** start Source passage **
For scheduling, there is no built-in support but you have a simple script
that starts the application at a
predetermined time (using, for example, dtcli commands or the REST API),
then, when you are sure
that all data for the day has been processed and the application is idle,
you can shutdown the application
(again, using either dtcli or the REST APIs). I would suggest using a
scripting language like Ruby or
Python since they make many things easier than they shell.

Handling multiple directories is a little more involved: you'll need to
override the definePartition() method
of the AbstractFileInputOperator and possibly the DirectoryScanner as well.

Ram

On Tue, May 24, 2016 at 6:16 AM, Mukkamula, Suryavamshivardhan (CWM-NR) <
[email protected]> wrote:

> Hello,
>
>
>
> Thank you all for your valuable inputs. My use case is there will be 100
> feeds on HDFS in different locations , not from the same location and I
> have to read them using DT and load into Data base daily once , what is the
> best way to schedule the Data torrent batch job? And how would I achieve
> the parallel processing when my files are in different folders ?
>
>
>
> Regards,
>
> Surya Vamshi
>
>
>
> *From:* Munagala Ramanath [mailto:[email protected]]
> *Sent:* 2016, May, 20 2:35 PM
> *To:* [email protected]
> *Subject:* Re: Information Needed
>
>
>
> It appears that SFTP support in the Hadoop file system will not be
> available till 2.8.0:
>
> https://issues.apache.org/jira/browse/HADOOP-5732
>
>
>
> So you might have to write your own SFTP operator or write to HDFS and use
> an
>
> external script to write to SFTP.
>
>
>
> Ram
>
>
>
> On Fri, May 20, 2016 at 11:21 AM, Devendra Tagare <
> [email protected]> wrote:
>
> Hi Surya,
>
>
>
> Good to know the DB reads are working as expected.
** end Source passage **
In the thread above, which method of the AbstractFileInputOperator needs to be overridden to handle multiple directories? Please answer briefly.
** start Information supplied **
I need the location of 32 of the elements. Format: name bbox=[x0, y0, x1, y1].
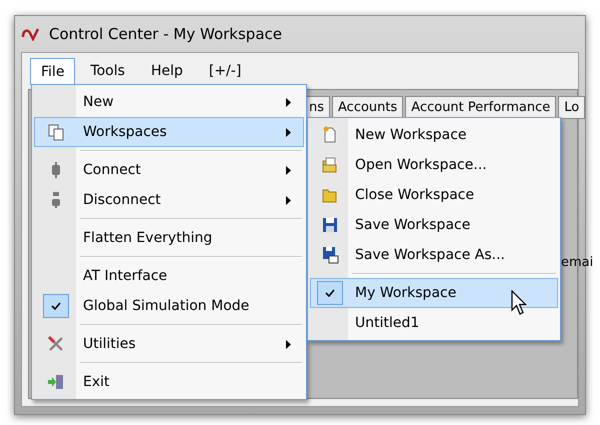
** end Information supplied **
_Correct result:_
definePartition()